From the listing below, pull out every line where the string "group" appears.
+++ Raw records
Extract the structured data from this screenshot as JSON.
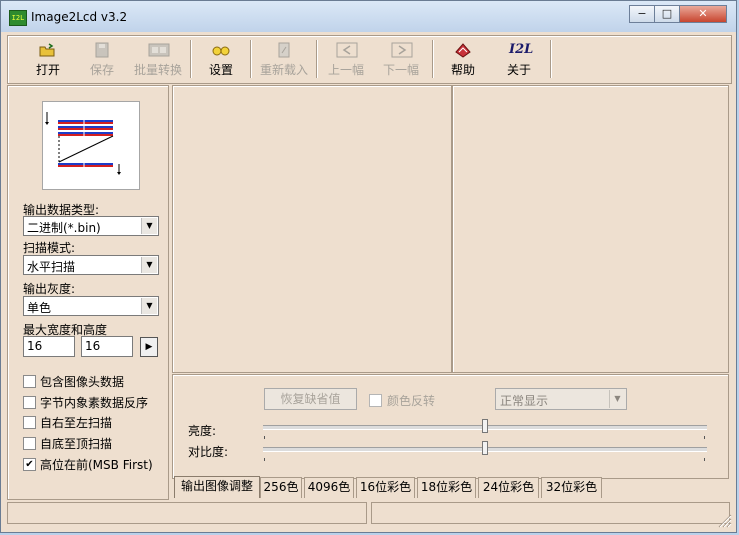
{
  "window": {
    "title": "Image2Lcd v3.2",
    "icon_text": "I2L"
  },
  "titlebar_buttons": {
    "minimize": "−",
    "maximize": "□",
    "close": "✕"
  },
  "toolbar": {
    "open": "打开",
    "save": "保存",
    "batch": "批量转换",
    "settings": "设置",
    "reload": "重新载入",
    "prev": "上一幅",
    "next": "下一幅",
    "help": "帮助",
    "about": "关于"
  },
  "left": {
    "output_type_label": "输出数据类型:",
    "output_type_value": "二进制(*.bin)",
    "scan_mode_label": "扫描模式:",
    "scan_mode_value": "水平扫描",
    "gray_label": "输出灰度:",
    "gray_value": "单色",
    "size_label": "最大宽度和高度",
    "width": "16",
    "height": "16",
    "options": [
      {
        "label": "包含图像头数据",
        "checked": false
      },
      {
        "label": "字节内象素数据反序",
        "checked": false
      },
      {
        "label": "自右至左扫描",
        "checked": false
      },
      {
        "label": "自底至顶扫描",
        "checked": false
      },
      {
        "label": "高位在前(MSB First)",
        "checked": true
      }
    ]
  },
  "adjust": {
    "restore": "恢复缺省值",
    "invert": "颜色反转",
    "display_mode": "正常显示",
    "brightness_label": "亮度:",
    "brightness": 0.5,
    "contrast_label": "对比度:",
    "contrast": 0.5
  },
  "tabs": [
    "输出图像调整",
    "256色",
    "4096色",
    "16位彩色",
    "18位彩色",
    "24位彩色",
    "32位彩色"
  ],
  "colors": {
    "panel_bg": "#eedfcf",
    "titlebar": "#c6d8ee",
    "close_btn": "#c8452f"
  }
}
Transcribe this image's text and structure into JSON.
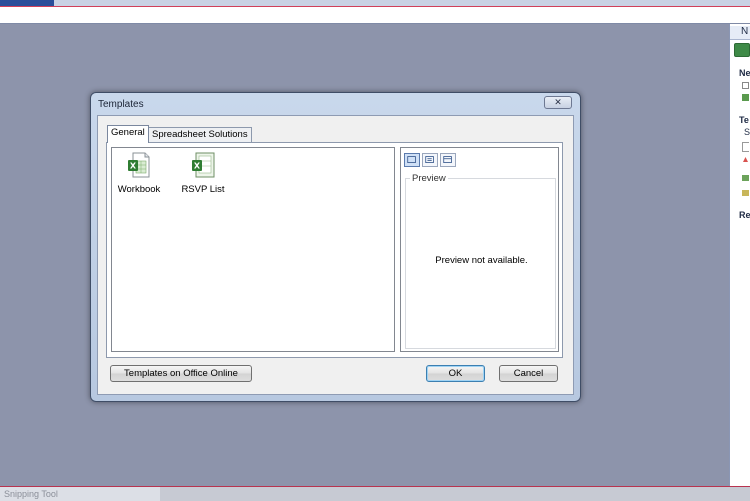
{
  "dialog": {
    "title": "Templates",
    "close_glyph": "✕",
    "tabs": [
      {
        "label": "General",
        "active": true
      },
      {
        "label": "Spreadsheet Solutions",
        "active": false
      }
    ],
    "templates": [
      {
        "label": "Workbook",
        "icon": "excel-workbook-icon"
      },
      {
        "label": "RSVP List",
        "icon": "excel-template-icon"
      }
    ],
    "view_buttons": [
      "large-icons-view",
      "list-view",
      "details-view"
    ],
    "preview": {
      "label": "Preview",
      "message": "Preview not available."
    },
    "buttons": {
      "online": "Templates on Office Online",
      "ok": "OK",
      "cancel": "Cancel"
    }
  },
  "taskbar": {
    "snipping_tool": "Snipping Tool"
  },
  "task_pane": {
    "title_fragment": "N",
    "heading_new": "Ne",
    "heading_templates": "Te",
    "heading_recent": "Re",
    "fragment_s": "S"
  },
  "colors": {
    "desktop": "#8d94ab",
    "dialog_frame": "#c9d8ec",
    "excel_green": "#3e8a47",
    "accent_red": "#d0405a"
  }
}
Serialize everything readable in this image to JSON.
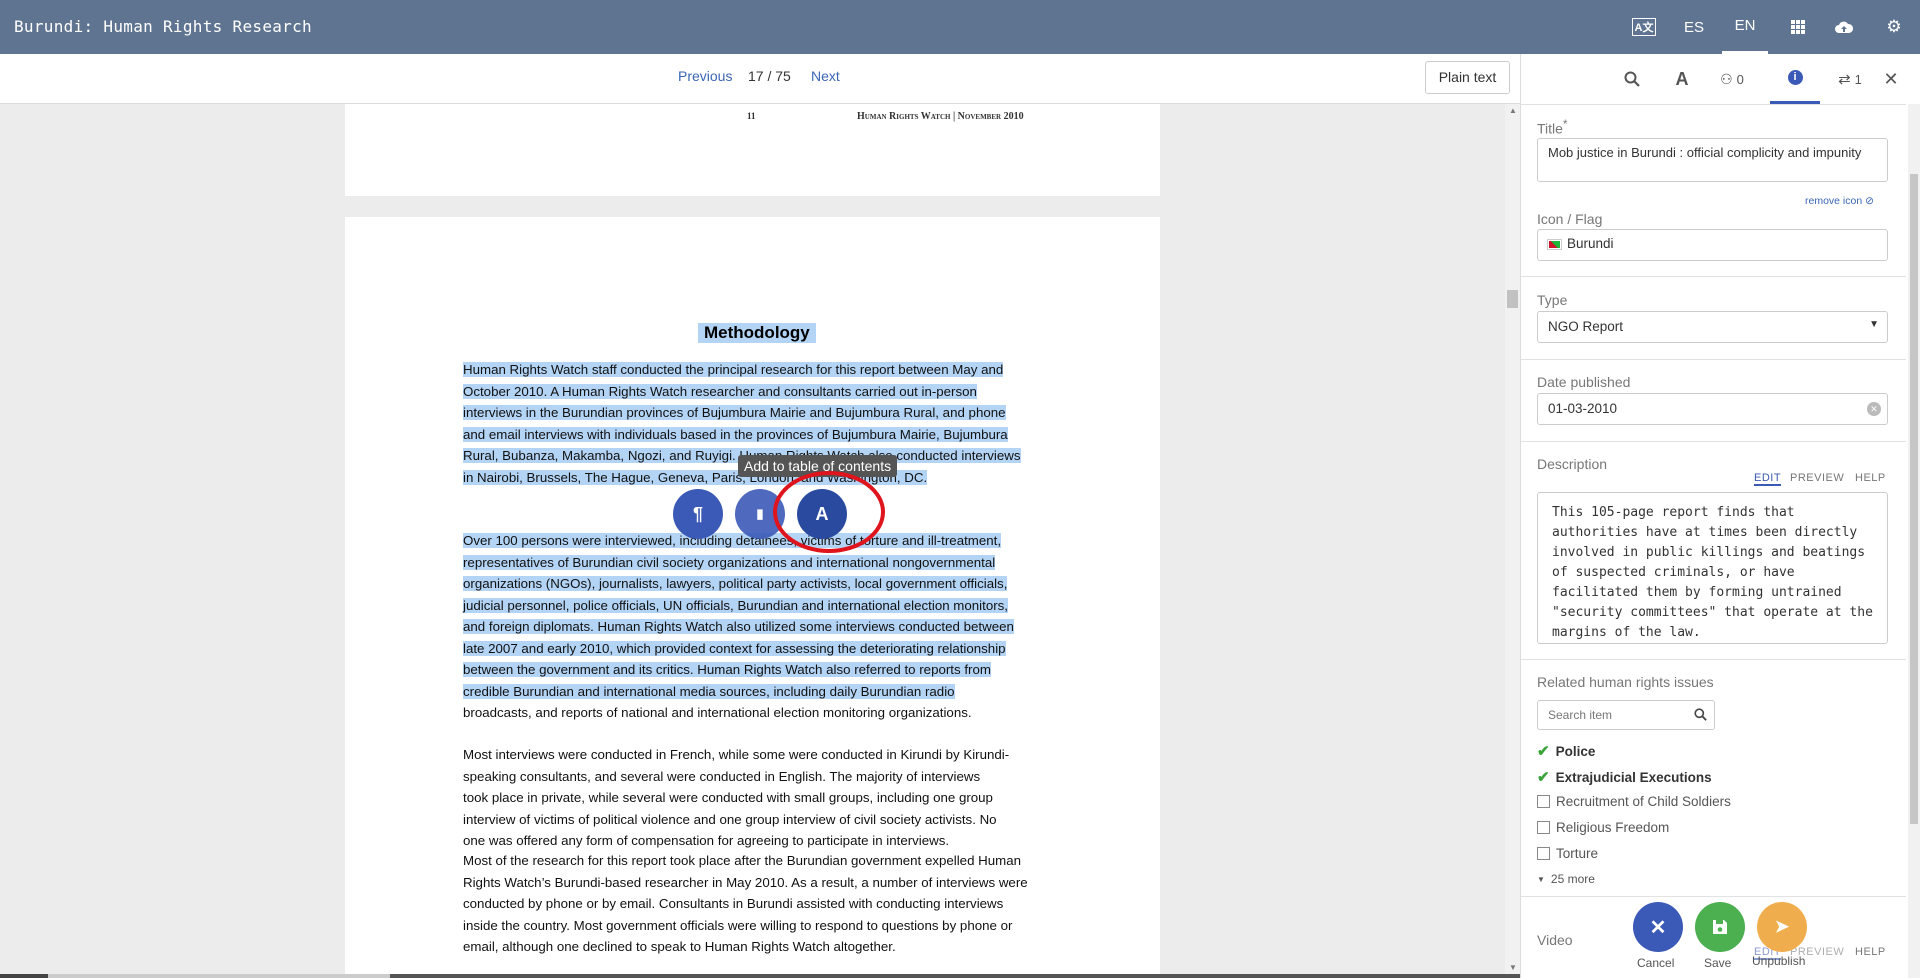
{
  "app": {
    "title": "Burundi: Human Rights Research"
  },
  "topbar": {
    "lang_icon": "A文",
    "languages": [
      "ES",
      "EN"
    ],
    "active_language": "EN",
    "icons": [
      "translate-icon",
      "grid-icon",
      "cloud-upload-icon",
      "gear-icon"
    ]
  },
  "pager": {
    "previous": "Previous",
    "position": "17 / 75",
    "next": "Next",
    "plain_text": "Plain text"
  },
  "document": {
    "prev_page_number": "11",
    "prev_page_header": "Human Rights Watch | November 2010",
    "heading": "Methodology",
    "paragraphs": [
      [
        "Human Rights Watch staff conducted the principal research for this report between May and",
        "October 2010. A Human Rights Watch researcher and consultants carried out in-person",
        "interviews in the Burundian provinces of Bujumbura Mairie and Bujumbura Rural, and phone",
        "and email interviews with individuals based in the provinces of Bujumbura Mairie, Bujumbura",
        "Rural, Bubanza, Makamba, Ngozi, and Ruyigi. Human Rights Watch also conducted interviews",
        "in Nairobi, Brussels, The Hague, Geneva, Paris, London, and Washington, DC."
      ],
      [
        "Over 100 persons were interviewed, including detainees, victims of torture and ill-treatment,",
        "representatives of Burundian civil society organizations and international nongovernmental",
        "organizations (NGOs), journalists, lawyers, political party activists, local government officials,",
        "judicial personnel, police officials, UN officials, Burundian and international election monitors,",
        "and foreign diplomats. Human Rights Watch also utilized some interviews conducted between",
        "late 2007 and early 2010, which provided context for assessing the deteriorating relationship",
        "between the government and its critics. Human Rights Watch also referred to reports from",
        "credible Burundian and international media sources, including daily Burundian radio",
        "broadcasts, and reports of national and international election monitoring organizations."
      ],
      [
        "Most interviews were conducted in French, while some were conducted in Kirundi by Kirundi-",
        "speaking consultants, and several were conducted in English. The majority of interviews",
        "took place in private, while several were conducted with small groups, including one group",
        "interview of victims of political violence and one group interview of civil society activists. No",
        "one was offered any form of compensation for agreeing to participate in interviews."
      ],
      [
        "Most of the research for this report took place after the Burundian government expelled Human",
        "Rights Watch’s Burundi-based researcher in May 2010. As a result, a number of interviews were",
        "conducted by phone or by email. Consultants in Burundi assisted with conducting interviews",
        "inside the country. Most government officials were willing to respond to questions by phone or",
        "email, although one declined to speak to Human Rights Watch altogether."
      ]
    ]
  },
  "selection_tools": {
    "tooltip": "Add to table of contents",
    "buttons": [
      "¶",
      "▮",
      "A"
    ]
  },
  "panel": {
    "tabs": {
      "relationships_count": "0",
      "connections_count": "1"
    },
    "title_label": "Title",
    "required_mark": "*",
    "title_value": "Mob justice in Burundi : official complicity and impunity",
    "remove_icon": "remove icon",
    "icon_label": "Icon / Flag",
    "icon_value": "Burundi",
    "type_label": "Type",
    "type_value": "NGO Report",
    "date_label": "Date published",
    "date_value": "01-03-2010",
    "description_label": "Description",
    "md_tabs": [
      "EDIT",
      "PREVIEW",
      "HELP"
    ],
    "description_value": "This 105-page report finds that authorities have at times been directly involved in public killings and beatings of suspected criminals, or have facilitated them by forming untrained \"security committees\" that operate at the margins of the law.",
    "issues_label": "Related human rights issues",
    "search_placeholder": "Search item",
    "issues": [
      {
        "label": "Police",
        "checked": true
      },
      {
        "label": "Extrajudicial Executions",
        "checked": true
      },
      {
        "label": "Recruitment of Child Soldiers",
        "checked": false
      },
      {
        "label": "Religious Freedom",
        "checked": false
      },
      {
        "label": "Torture",
        "checked": false
      }
    ],
    "more": "25 more",
    "video_label": "Video"
  },
  "actions": {
    "cancel": "Cancel",
    "save": "Save",
    "unpublish": "Unpublish"
  },
  "colors": {
    "topbar": "#5f7490",
    "accent": "#3b59b6",
    "selection": "#b3d4f5",
    "save": "#4caf50",
    "unpublish": "#f0ad4e",
    "highlight_ring": "#e0141c"
  }
}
++++++
Task result |
        "took place in private, while several were conducted with small groups, including one group",
        "interview of victims of political violence and one group interview of civil society activists. No",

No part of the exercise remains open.